◆ Information shown
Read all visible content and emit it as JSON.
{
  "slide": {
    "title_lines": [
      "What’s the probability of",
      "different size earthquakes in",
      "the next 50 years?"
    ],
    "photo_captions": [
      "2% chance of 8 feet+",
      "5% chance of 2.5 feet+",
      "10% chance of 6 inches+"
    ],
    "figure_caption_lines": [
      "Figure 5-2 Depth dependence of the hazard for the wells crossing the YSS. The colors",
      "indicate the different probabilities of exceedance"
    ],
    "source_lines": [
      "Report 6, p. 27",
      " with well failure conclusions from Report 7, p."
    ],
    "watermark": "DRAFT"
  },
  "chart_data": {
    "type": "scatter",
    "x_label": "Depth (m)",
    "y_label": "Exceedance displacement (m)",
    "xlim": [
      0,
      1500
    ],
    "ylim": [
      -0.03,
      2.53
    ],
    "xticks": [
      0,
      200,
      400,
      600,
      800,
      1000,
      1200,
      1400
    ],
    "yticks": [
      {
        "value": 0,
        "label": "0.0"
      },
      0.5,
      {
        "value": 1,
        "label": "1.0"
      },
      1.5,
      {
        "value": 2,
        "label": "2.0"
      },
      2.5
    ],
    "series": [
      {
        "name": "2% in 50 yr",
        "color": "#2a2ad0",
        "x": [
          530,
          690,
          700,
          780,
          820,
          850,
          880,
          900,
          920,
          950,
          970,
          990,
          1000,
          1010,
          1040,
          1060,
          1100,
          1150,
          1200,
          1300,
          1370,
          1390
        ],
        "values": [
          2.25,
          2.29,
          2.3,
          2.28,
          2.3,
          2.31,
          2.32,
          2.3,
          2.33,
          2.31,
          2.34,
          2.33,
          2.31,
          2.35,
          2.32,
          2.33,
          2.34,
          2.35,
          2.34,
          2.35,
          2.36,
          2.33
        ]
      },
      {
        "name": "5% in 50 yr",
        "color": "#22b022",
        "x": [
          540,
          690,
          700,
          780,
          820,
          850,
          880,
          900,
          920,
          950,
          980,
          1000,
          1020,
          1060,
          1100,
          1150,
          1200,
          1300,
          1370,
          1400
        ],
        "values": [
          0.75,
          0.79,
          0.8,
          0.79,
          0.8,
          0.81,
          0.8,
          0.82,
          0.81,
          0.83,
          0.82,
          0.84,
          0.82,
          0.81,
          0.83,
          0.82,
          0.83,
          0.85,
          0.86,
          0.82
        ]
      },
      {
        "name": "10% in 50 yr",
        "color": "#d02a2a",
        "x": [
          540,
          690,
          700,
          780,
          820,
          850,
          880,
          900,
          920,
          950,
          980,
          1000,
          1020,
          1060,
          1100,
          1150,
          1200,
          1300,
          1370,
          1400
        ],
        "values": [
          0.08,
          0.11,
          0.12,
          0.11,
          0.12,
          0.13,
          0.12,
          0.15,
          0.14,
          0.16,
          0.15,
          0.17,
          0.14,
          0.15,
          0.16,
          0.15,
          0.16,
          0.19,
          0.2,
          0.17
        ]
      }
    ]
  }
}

◆ Aim
Exactly as written, please output every entry.

◆ The completed task
Read all visible content and emit it as JSON.
{
  "slide": {
    "title_lines": [
      "What’s the probability of",
      "different size earthquakes in",
      "the next 50 years?"
    ],
    "photo_captions": [
      "2% chance of 8 feet+",
      "5% chance of 2.5 feet+",
      "10% chance of 6 inches+"
    ],
    "figure_caption_lines": [
      "Figure 5-2 Depth dependence of the hazard for the wells crossing the YSS. The colors",
      "indicate the different probabilities of exceedance"
    ],
    "source_lines": [
      "Report 6, p. 27",
      " with well failure conclusions from Report 7, p."
    ],
    "watermark": "DRAFT"
  },
  "chart_data": {
    "type": "scatter",
    "x_label": "Depth (m)",
    "y_label": "Exceedance displacement (m)",
    "xlim": [
      0,
      1500
    ],
    "ylim": [
      -0.03,
      2.53
    ],
    "xticks": [
      0,
      200,
      400,
      600,
      800,
      1000,
      1200,
      1400
    ],
    "yticks": [
      {
        "value": 0,
        "label": "0.0"
      },
      0.5,
      {
        "value": 1,
        "label": "1.0"
      },
      1.5,
      {
        "value": 2,
        "label": "2.0"
      },
      2.5
    ],
    "series": [
      {
        "name": "2% in 50 yr",
        "color": "#2a2ad0",
        "x": [
          530,
          690,
          700,
          780,
          820,
          850,
          880,
          900,
          920,
          950,
          970,
          990,
          1000,
          1010,
          1040,
          1060,
          1100,
          1150,
          1200,
          1300,
          1370,
          1390
        ],
        "values": [
          2.25,
          2.29,
          2.3,
          2.28,
          2.3,
          2.31,
          2.32,
          2.3,
          2.33,
          2.31,
          2.34,
          2.33,
          2.31,
          2.35,
          2.32,
          2.33,
          2.34,
          2.35,
          2.34,
          2.35,
          2.36,
          2.33
        ]
      },
      {
        "name": "5% in 50 yr",
        "color": "#22b022",
        "x": [
          540,
          690,
          700,
          780,
          820,
          850,
          880,
          900,
          920,
          950,
          980,
          1000,
          1020,
          1060,
          1100,
          1150,
          1200,
          1300,
          1370,
          1400
        ],
        "values": [
          0.75,
          0.79,
          0.8,
          0.79,
          0.8,
          0.81,
          0.8,
          0.82,
          0.81,
          0.83,
          0.82,
          0.84,
          0.82,
          0.81,
          0.83,
          0.82,
          0.83,
          0.85,
          0.86,
          0.82
        ]
      },
      {
        "name": "10% in 50 yr",
        "color": "#d02a2a",
        "x": [
          540,
          690,
          700,
          780,
          820,
          850,
          880,
          900,
          920,
          950,
          980,
          1000,
          1020,
          1060,
          1100,
          1150,
          1200,
          1300,
          1370,
          1400
        ],
        "values": [
          0.08,
          0.11,
          0.12,
          0.11,
          0.12,
          0.13,
          0.12,
          0.15,
          0.14,
          0.16,
          0.15,
          0.17,
          0.14,
          0.15,
          0.16,
          0.15,
          0.16,
          0.19,
          0.2,
          0.17
        ]
      }
    ]
  }
}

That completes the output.